• _DATA SECTION_:
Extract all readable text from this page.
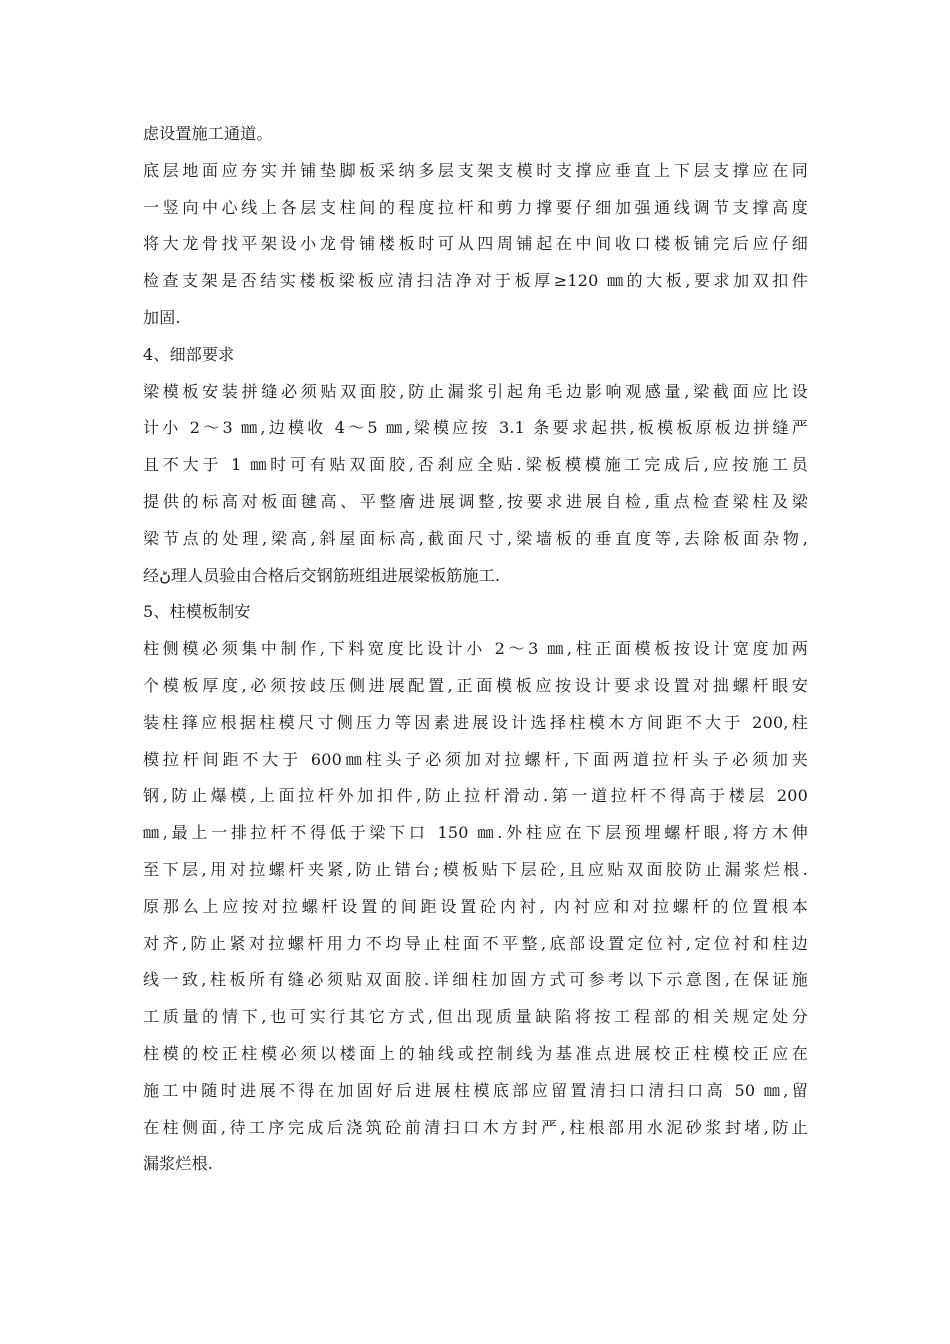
虑设置施工通道。
底层地面应夯实并铺垫脚板采纳多层支架支模时支撑应垂直上下层支撑应在同
一竖向中心线上各层支柱间的程度拉杆和剪力撑要仔细加强通线调节支撑高度
将大龙骨找平架设小龙骨铺楼板时可从四周铺起在中间收口楼板铺完后应仔细
检查支架是否结实楼板梁板应清扫洁净对于板厚≥120 ㎜的大板,要求加双扣件
加固.
4、细部要求
梁模板安装拼缝必须贴双面胶,防止漏浆引起角毛边影响观感量,梁截面应比设
计小 2～3 ㎜,边模收 4～5 ㎜,梁模应按 3.1 条要求起拱,板模板原板边拼缝严
且不大于 1 ㎜时可有贴双面胶,否刹应全贴.梁板模模施工完成后,应按施工员
提供的标高对板面毽高、平整廥进展调整,按要求进展自检,重点检查梁柱及梁
梁节点的处理,梁高,斜屋面标高,截面尺寸,梁墙板的垂直度等,去除板面杂物,
经ڻ理人员验由合格后交钢筋班组进展梁板筋施工.
5、柱模板制安
柱侧模必须集中制作,下料宽度比设计小 2～3 ㎜,柱正面模板按设计宽度加两
个模板厚度,必须按歧压侧进展配置,正面模板应按设计要求设置对拙螺杆眼安
装柱箨应根据柱模尺寸侧压力等因素进展设计选择柱模木方间距不大于 200,柱
模拉杆间距不大于 600㎜柱头子必须加对拉螺杆,下面两道拉杆头子必须加夹
钢,防止爆模,上面拉杆外加扣件,防止拉杆滑动.第一道拉杆不得高于楼层 200
㎜,最上一排拉杆不得低于梁下口 150 ㎜.外柱应在下层预埋螺杆眼,将方木伸
至下层,用对拉螺杆夹紧,防止错台;模板贴下层砼,且应贴双面胶防止漏浆烂根.
原那么上应按对拉螺杆设置的间距设置砼内衬, 内衬应和对拉螺杆的位置根本
对齐,防止紧对拉螺杆用力不均导止柱面不平整,底部设置定位衬,定位衬和柱边
线一致,柱板所有缝必须贴双面胶.详细柱加固方式可参考以下示意图,在保证施
工质量的情下,也可实行其它方式,但出现质量缺陷将按工程部的相关规定处分
柱模的校正柱模必须以楼面上的轴线或控制线为基准点进展校正柱模校正应在
施工中随时进展不得在加固好后进展柱模底部应留置清扫口清扫口高 50 ㎜,留
在柱侧面,待工序完成后浇筑砼前清扫口木方封严,柱根部用水泥砂浆封堵,防止
漏浆烂根.
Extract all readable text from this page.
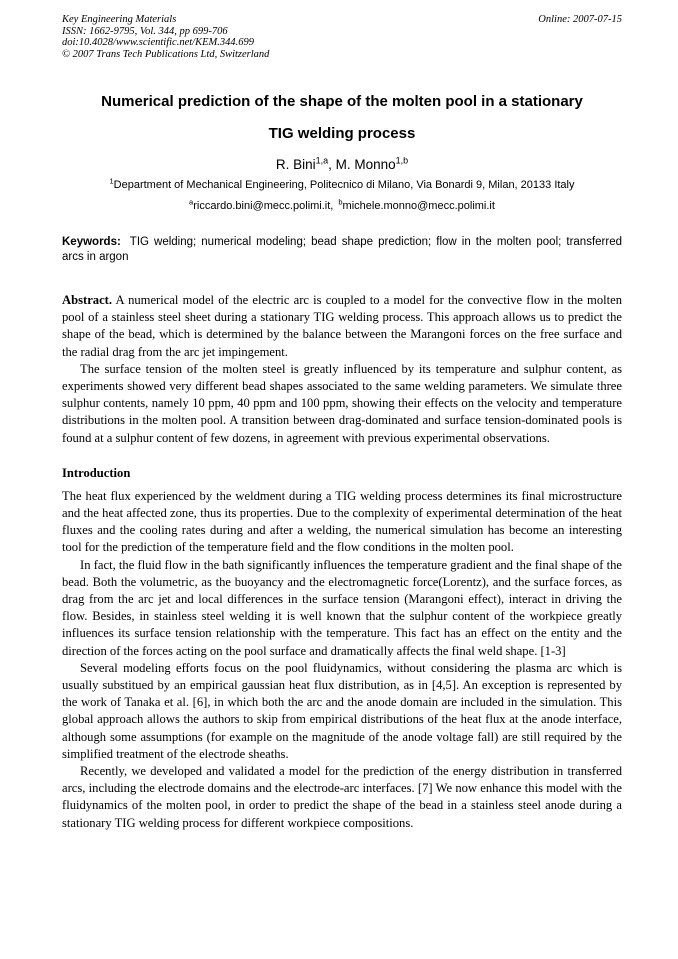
Key Engineering Materials
ISSN: 1662-9795, Vol. 344, pp 699-706
doi:10.4028/www.scientific.net/KEM.344.699
© 2007 Trans Tech Publications Ltd, Switzerland
Online: 2007-07-15
Numerical prediction of the shape of the molten pool in a stationary
TIG welding process
R. Bini$^{1,a}$, M. Monno$^{1,b}$
$^1$Department of Mechanical Engineering, Politecnico di Milano, Via Bonardi 9, Milan, 20133 Italy
$^a$riccardo.bini@mecc.polimi.it, $^b$michele.monno@mecc.polimi.it
Keywords: TIG welding; numerical modeling; bead shape prediction; flow in the molten pool; transferred arcs in argon

Abstract. A numerical model of the electric arc is coupled to a model for the convective flow in the molten pool of a stainless steel sheet during a stationary TIG welding process. This approach allows us to predict the shape of the bead, which is determined by the balance between the Marangoni forces on the free surface and the radial drag from the arc jet impingement.

The surface tension of the molten steel is greatly influenced by its temperature and sulphur content, as experiments showed very different bead shapes associated to the same welding parameters. We simulate three sulphur contents, namely 10 ppm, 40 ppm and 100 ppm, showing their effects on the velocity and temperature distributions in the molten pool. A transition between drag-dominated and surface tension-dominated pools is found at a sulphur content of few dozens, in agreement with previous experimental observations.

Introduction

The heat flux experienced by the weldment during a TIG welding process determines its final microstructure and the heat affected zone, thus its properties. Due to the complexity of experimental determination of the heat fluxes and the cooling rates during and after a welding, the numerical simulation has become an interesting tool for the prediction of the temperature field and the flow conditions in the molten pool.

In fact, the fluid flow in the bath significantly influences the temperature gradient and the final shape of the bead. Both the volumetric, as the buoyancy and the electromagnetic force(Lorentz), and the surface forces, as drag from the arc jet and local differences in the surface tension (Marangoni effect), interact in driving the flow. Besides, in stainless steel welding it is well known that the sulphur content of the workpiece greatly influences its surface tension relationship with the temperature. This fact has an effect on the entity and the direction of the forces acting on the pool surface and dramatically affects the final weld shape. [1-3]

Several modeling efforts focus on the pool fluidynamics, without considering the plasma arc which is usually substitued by an empirical gaussian heat flux distribution, as in [4,5]. An exception is represented by the work of Tanaka et al. [6], in which both the arc and the anode domain are included in the simulation. This global approach allows the authors to skip from empirical distributions of the heat flux at the anode interface, although some assumptions (for example on the magnitude of the anode voltage fall) are still required by the simplified treatment of the electrode sheaths.

Recently, we developed and validated a model for the prediction of the energy distribution in transferred arcs, including the electrode domains and the electrode-arc interfaces. [7] We now enhance this model with the fluidynamics of the molten pool, in order to predict the shape of the bead in a stainless steel anode during a stationary TIG welding process for different workpiece compositions.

• _PROBLEM STATEMENT_:
Transcribe the complete set of entries verbatim. No pictures belong in the copy.

• _EXPECTED ANSWER_:
Extract all readable text from this page.
虑设置施工通道。
底层地面应夯实并铺垫脚板采纳多层支架支模时支撑应垂直上下层支撑应在同
一竖向中心线上各层支柱间的程度拉杆和剪力撑要仔细加强通线调节支撑高度
将大龙骨找平架设小龙骨铺楼板时可从四周铺起在中间收口楼板铺完后应仔细
检查支架是否结实楼板梁板应清扫洁净对于板厚≥120 ㎜的大板,要求加双扣件
加固.
4、细部要求
梁模板安装拼缝必须贴双面胶,防止漏浆引起角毛边影响观感量,梁截面应比设
计小 2～3 ㎜,边模收 4～5 ㎜,梁模应按 3.1 条要求起拱,板模板原板边拼缝严
且不大于 1 ㎜时可有贴双面胶,否刹应全贴.梁板模模施工完成后,应按施工员
提供的标高对板面毽高、平整廥进展调整,按要求进展自检,重点检查梁柱及梁
梁节点的处理,梁高,斜屋面标高,截面尺寸,梁墙板的垂直度等,去除板面杂物,
经ڻ理人员验由合格后交钢筋班组进展梁板筋施工.
5、柱模板制安
柱侧模必须集中制作,下料宽度比设计小 2～3 ㎜,柱正面模板按设计宽度加两
个模板厚度,必须按歧压侧进展配置,正面模板应按设计要求设置对拙螺杆眼安
装柱箨应根据柱模尺寸侧压力等因素进展设计选择柱模木方间距不大于 200,柱
模拉杆间距不大于 600㎜柱头子必须加对拉螺杆,下面两道拉杆头子必须加夹
钢,防止爆模,上面拉杆外加扣件,防止拉杆滑动.第一道拉杆不得高于楼层 200
㎜,最上一排拉杆不得低于梁下口 150 ㎜.外柱应在下层预埋螺杆眼,将方木伸
至下层,用对拉螺杆夹紧,防止错台;模板贴下层砼,且应贴双面胶防止漏浆烂根.
原那么上应按对拉螺杆设置的间距设置砼内衬, 内衬应和对拉螺杆的位置根本
对齐,防止紧对拉螺杆用力不均导止柱面不平整,底部设置定位衬,定位衬和柱边
线一致,柱板所有缝必须贴双面胶.详细柱加固方式可参考以下示意图,在保证施
工质量的情下,也可实行其它方式,但出现质量缺陷将按工程部的相关规定处分
柱模的校正柱模必须以楼面上的轴线或控制线为基准点进展校正柱模校正应在
施工中随时进展不得在加固好后进展柱模底部应留置清扫口清扫口高 50 ㎜,留
在柱侧面,待工序完成后浇筑砼前清扫口木方封严,柱根部用水泥砂浆封堵,防止
漏浆烂根.
Extract all readable text from this page.
Key Engineering Materials
ISSN: 1662-9795, Vol. 344, pp 699-706
doi:10.4028/www.scientific.net/KEM.344.699
© 2007 Trans Tech Publications Ltd, Switzerland
Online: 2007-07-15
Numerical prediction of the shape of the molten pool in a stationary
TIG welding process
R. Bini$^{1,a}$, M. Monno$^{1,b}$
$^1$Department of Mechanical Engineering, Politecnico di Milano, Via Bonardi 9, Milan, 20133 Italy
$^a$riccardo.bini@mecc.polimi.it, $^b$michele.monno@mecc.polimi.it
Keywords: TIG welding; numerical modeling; bead shape prediction; flow in the molten pool; transferred arcs in argon

Abstract. A numerical model of the electric arc is coupled to a model for the convective flow in the molten pool of a stainless steel sheet during a stationary TIG welding process. This approach allows us to predict the shape of the bead, which is determined by the balance between the Marangoni forces on the free surface and the radial drag from the arc jet impingement.

The surface tension of the molten steel is greatly influenced by its temperature and sulphur content, as experiments showed very different bead shapes associated to the same welding parameters. We simulate three sulphur contents, namely 10 ppm, 40 ppm and 100 ppm, showing their effects on the velocity and temperature distributions in the molten pool. A transition between drag-dominated and surface tension-dominated pools is found at a sulphur content of few dozens, in agreement with previous experimental observations.

Introduction

The heat flux experienced by the weldment during a TIG welding process determines its final microstructure and the heat affected zone, thus its properties. Due to the complexity of experimental determination of the heat fluxes and the cooling rates during and after a welding, the numerical simulation has become an interesting tool for the prediction of the temperature field and the flow conditions in the molten pool.

In fact, the fluid flow in the bath significantly influences the temperature gradient and the final shape of the bead. Both the volumetric, as the buoyancy and the electromagnetic force(Lorentz), and the surface forces, as drag from the arc jet and local differences in the surface tension (Marangoni effect), interact in driving the flow. Besides, in stainless steel welding it is well known that the sulphur content of the workpiece greatly influences its surface tension relationship with the temperature. This fact has an effect on the entity and the direction of the forces acting on the pool surface and dramatically affects the final weld shape. [1-3]

Several modeling efforts focus on the pool fluidynamics, without considering the plasma arc which is usually substitued by an empirical gaussian heat flux distribution, as in [4,5]. An exception is represented by the work of Tanaka et al. [6], in which both the arc and the anode domain are included in the simulation. This global approach allows the authors to skip from empirical distributions of the heat flux at the anode interface, although some assumptions (for example on the magnitude of the anode voltage fall) are still required by the simplified treatment of the electrode sheaths.

Recently, we developed and validated a model for the prediction of the energy distribution in transferred arcs, including the electrode domains and the electrode-arc interfaces. [7] We now enhance this model with the fluidynamics of the molten pool, in order to predict the shape of the bead in a stainless steel anode during a stationary TIG welding process for different workpiece compositions.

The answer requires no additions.